**WRITTEN PROBLEM**
Reproduce the rows verbatim from the first one through the line that contains "469, 71, 480]", including that line.

**DATASET ROWS**
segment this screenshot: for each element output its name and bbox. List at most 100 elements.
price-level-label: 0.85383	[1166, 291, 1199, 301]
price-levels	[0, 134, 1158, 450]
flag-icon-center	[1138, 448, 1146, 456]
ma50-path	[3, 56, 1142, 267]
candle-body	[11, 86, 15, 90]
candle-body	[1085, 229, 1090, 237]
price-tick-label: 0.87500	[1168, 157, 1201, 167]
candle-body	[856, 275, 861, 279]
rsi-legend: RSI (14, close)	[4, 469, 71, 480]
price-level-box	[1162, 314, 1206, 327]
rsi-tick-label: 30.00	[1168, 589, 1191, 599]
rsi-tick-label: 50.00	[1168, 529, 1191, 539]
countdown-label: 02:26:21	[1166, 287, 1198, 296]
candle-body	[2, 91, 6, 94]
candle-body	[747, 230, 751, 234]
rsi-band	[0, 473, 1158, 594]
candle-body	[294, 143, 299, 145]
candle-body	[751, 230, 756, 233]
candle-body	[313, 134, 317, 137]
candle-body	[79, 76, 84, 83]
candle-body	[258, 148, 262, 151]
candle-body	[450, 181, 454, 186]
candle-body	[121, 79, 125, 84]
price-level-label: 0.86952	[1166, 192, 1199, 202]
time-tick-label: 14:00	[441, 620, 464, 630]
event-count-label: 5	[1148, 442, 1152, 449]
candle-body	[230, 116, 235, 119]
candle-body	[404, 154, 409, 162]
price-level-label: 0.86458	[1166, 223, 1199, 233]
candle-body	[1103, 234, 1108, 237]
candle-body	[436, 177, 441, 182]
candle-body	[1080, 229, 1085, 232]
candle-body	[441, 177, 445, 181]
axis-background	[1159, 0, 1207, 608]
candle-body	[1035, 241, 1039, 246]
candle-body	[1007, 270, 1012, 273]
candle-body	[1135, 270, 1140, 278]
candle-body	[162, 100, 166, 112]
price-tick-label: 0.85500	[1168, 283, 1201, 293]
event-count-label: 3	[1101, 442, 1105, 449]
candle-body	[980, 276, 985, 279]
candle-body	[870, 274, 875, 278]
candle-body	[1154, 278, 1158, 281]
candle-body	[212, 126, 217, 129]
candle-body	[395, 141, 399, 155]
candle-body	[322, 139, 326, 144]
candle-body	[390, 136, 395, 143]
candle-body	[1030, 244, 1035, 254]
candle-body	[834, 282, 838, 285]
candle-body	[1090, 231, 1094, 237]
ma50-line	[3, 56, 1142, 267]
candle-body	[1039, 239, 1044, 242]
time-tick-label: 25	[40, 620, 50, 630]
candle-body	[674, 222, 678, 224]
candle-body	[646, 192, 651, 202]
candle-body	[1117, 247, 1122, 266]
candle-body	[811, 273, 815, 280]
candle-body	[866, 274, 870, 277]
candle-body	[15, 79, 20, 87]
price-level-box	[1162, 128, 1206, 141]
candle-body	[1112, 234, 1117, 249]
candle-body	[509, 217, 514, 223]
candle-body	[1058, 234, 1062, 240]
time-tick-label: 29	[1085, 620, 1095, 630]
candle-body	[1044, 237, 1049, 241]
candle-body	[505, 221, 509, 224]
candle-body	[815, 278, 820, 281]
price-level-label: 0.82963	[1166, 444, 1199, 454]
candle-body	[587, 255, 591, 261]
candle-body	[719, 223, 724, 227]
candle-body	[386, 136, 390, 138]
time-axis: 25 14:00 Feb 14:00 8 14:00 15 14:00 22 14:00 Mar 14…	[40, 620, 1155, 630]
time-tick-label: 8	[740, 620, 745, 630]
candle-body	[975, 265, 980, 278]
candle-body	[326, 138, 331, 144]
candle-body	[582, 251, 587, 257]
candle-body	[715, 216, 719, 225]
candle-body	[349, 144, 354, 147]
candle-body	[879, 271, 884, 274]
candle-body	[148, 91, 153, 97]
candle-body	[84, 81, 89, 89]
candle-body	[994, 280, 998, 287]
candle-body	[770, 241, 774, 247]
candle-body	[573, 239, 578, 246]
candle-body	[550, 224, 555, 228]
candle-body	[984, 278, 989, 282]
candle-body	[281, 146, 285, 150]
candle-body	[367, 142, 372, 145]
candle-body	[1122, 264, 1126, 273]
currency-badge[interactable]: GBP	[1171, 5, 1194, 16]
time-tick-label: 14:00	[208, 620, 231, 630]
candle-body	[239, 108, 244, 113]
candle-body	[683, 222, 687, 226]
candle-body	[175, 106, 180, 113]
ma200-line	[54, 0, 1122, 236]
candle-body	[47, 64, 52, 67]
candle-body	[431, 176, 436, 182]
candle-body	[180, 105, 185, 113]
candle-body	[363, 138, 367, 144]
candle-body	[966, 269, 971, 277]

**COMPLETE ANSWER**
segment this screenshot: for each element output its name and bbox. List at most 100 elements.
price-level-label: 0.85383	[1166, 291, 1199, 301]
price-levels	[0, 134, 1158, 450]
flag-icon-center	[1138, 448, 1146, 456]
ma50-path	[3, 56, 1142, 267]
candle-body	[11, 86, 15, 90]
candle-body	[1085, 229, 1090, 237]
price-tick-label: 0.87500	[1168, 157, 1201, 167]
candle-body	[856, 275, 861, 279]
rsi-legend: RSI (14, close)	[4, 469, 71, 480]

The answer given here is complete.